**Passage provided**:
ArmenT: In the absence of more information, here is my answer.

Use a vector (dynamic array). The way you posed the problem, I am assuming that the vector needs to be accessed by rank. As new insertions come in, binary search for the place of insertion, make space for one element (by moving all greater by one place right from back) and insert the element. Since it is dynamic array, space will be created (actually it will be doubled). Deletion is similar but no binary search, because one is given the rank (index) of the element to be deleted. Of course, the dynamic array structure with deletions will have to shrink once the free space goes beyond a 25%. Obviously at the time of expansion or shrinkage of the dynamic array, the memory doubles.

One can use a singly linked list which will have the high watermark at the time when the insertions have stopped.

In both cases, the algorithm is O(n^2). Binary search gets subsumed as it is going to be O(log n) for each element and hence it is O(n log n).
linked list solution has the same time bounds as the dynamic array with deletions.

More nuanced points are:

1. Dynamic array will have higher high memory watermark but it is more like c_1*n^2 + c_2 n log(n).

**Supplied data**:
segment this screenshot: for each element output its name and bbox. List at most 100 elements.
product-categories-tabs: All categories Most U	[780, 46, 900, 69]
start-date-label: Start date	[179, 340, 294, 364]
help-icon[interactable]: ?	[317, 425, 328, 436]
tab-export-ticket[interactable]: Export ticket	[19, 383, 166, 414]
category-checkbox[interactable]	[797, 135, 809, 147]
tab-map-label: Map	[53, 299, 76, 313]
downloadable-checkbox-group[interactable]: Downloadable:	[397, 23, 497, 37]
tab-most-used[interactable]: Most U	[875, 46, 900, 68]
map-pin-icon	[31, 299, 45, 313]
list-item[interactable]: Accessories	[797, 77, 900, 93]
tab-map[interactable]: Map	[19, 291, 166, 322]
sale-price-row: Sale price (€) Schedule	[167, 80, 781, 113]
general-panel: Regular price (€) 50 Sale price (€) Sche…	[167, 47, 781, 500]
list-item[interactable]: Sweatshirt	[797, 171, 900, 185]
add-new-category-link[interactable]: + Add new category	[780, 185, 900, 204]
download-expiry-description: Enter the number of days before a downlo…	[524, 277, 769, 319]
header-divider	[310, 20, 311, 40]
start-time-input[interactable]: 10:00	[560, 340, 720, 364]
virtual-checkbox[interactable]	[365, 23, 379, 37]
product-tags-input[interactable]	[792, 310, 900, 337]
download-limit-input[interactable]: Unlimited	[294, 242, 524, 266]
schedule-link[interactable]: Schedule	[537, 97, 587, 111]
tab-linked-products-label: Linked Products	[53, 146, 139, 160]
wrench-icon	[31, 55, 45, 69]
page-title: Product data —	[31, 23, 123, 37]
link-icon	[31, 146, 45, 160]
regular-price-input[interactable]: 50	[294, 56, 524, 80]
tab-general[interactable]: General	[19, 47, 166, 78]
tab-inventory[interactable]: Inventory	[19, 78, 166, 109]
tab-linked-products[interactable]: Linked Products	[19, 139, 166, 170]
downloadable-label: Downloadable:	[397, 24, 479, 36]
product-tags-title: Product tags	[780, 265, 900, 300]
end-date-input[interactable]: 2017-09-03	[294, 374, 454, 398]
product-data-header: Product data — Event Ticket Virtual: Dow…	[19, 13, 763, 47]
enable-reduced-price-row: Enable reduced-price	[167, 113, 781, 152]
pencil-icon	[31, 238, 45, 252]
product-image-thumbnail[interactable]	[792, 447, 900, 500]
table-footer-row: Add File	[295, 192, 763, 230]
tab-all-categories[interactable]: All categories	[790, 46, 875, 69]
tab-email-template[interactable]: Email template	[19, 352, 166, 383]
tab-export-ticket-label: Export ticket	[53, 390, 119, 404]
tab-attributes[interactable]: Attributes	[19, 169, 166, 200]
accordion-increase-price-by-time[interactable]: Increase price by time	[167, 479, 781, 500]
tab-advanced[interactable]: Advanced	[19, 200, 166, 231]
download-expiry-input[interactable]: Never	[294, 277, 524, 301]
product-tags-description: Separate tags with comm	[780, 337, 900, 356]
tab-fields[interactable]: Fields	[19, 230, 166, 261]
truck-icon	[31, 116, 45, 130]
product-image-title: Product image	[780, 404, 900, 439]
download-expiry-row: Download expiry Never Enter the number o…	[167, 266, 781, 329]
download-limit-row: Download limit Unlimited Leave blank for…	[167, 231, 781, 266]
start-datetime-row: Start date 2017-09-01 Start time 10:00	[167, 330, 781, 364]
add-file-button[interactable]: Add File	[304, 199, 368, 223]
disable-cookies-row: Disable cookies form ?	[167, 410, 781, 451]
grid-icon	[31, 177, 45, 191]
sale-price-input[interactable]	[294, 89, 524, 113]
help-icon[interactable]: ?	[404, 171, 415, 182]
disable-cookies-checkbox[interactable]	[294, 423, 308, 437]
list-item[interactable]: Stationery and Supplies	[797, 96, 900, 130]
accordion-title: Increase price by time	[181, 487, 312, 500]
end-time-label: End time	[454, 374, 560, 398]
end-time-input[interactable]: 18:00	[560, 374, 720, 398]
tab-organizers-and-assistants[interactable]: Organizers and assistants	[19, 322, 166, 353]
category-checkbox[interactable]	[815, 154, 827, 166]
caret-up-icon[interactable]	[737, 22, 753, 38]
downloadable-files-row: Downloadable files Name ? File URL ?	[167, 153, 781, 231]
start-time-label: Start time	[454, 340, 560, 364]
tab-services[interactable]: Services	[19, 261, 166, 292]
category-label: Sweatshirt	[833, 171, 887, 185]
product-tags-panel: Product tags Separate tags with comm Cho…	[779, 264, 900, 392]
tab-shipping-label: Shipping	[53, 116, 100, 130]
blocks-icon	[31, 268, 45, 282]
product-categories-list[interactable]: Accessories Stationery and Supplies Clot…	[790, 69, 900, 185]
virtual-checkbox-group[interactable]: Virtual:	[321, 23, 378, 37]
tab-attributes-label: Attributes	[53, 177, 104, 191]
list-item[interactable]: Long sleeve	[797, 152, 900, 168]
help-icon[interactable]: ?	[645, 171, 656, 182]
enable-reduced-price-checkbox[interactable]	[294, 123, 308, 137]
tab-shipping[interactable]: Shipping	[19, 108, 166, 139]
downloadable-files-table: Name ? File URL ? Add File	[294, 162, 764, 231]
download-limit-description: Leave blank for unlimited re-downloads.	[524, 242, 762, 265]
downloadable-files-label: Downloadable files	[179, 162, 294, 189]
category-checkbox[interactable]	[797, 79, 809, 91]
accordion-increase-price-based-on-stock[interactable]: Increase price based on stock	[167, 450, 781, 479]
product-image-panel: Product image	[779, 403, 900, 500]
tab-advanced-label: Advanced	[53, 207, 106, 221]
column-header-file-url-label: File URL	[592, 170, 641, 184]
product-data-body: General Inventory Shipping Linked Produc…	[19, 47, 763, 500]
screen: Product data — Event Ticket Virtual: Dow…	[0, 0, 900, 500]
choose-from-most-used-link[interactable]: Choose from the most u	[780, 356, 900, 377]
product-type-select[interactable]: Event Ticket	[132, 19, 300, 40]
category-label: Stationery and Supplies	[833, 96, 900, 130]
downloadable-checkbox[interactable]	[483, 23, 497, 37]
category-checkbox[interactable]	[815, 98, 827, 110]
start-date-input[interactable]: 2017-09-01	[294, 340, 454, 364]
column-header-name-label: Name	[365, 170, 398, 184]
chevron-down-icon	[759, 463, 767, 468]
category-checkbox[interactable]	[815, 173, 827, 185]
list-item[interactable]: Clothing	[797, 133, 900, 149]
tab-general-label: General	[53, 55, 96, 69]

**Directions**: From the forum post on dynamic arrays, reproduce word for word the stretch that opens with the words containing "One can use" and closes with "array with deletions.".

**Your response**:
One can use a singly linked list which will have the high watermark at the time when the insertions have stopped.

In both cases, the algorithm is O(n^2). Binary search gets subsumed as it is going to be O(log n) for each element and hence it is O(n log n).
linked list solution has the same time bounds as the dynamic array with deletions.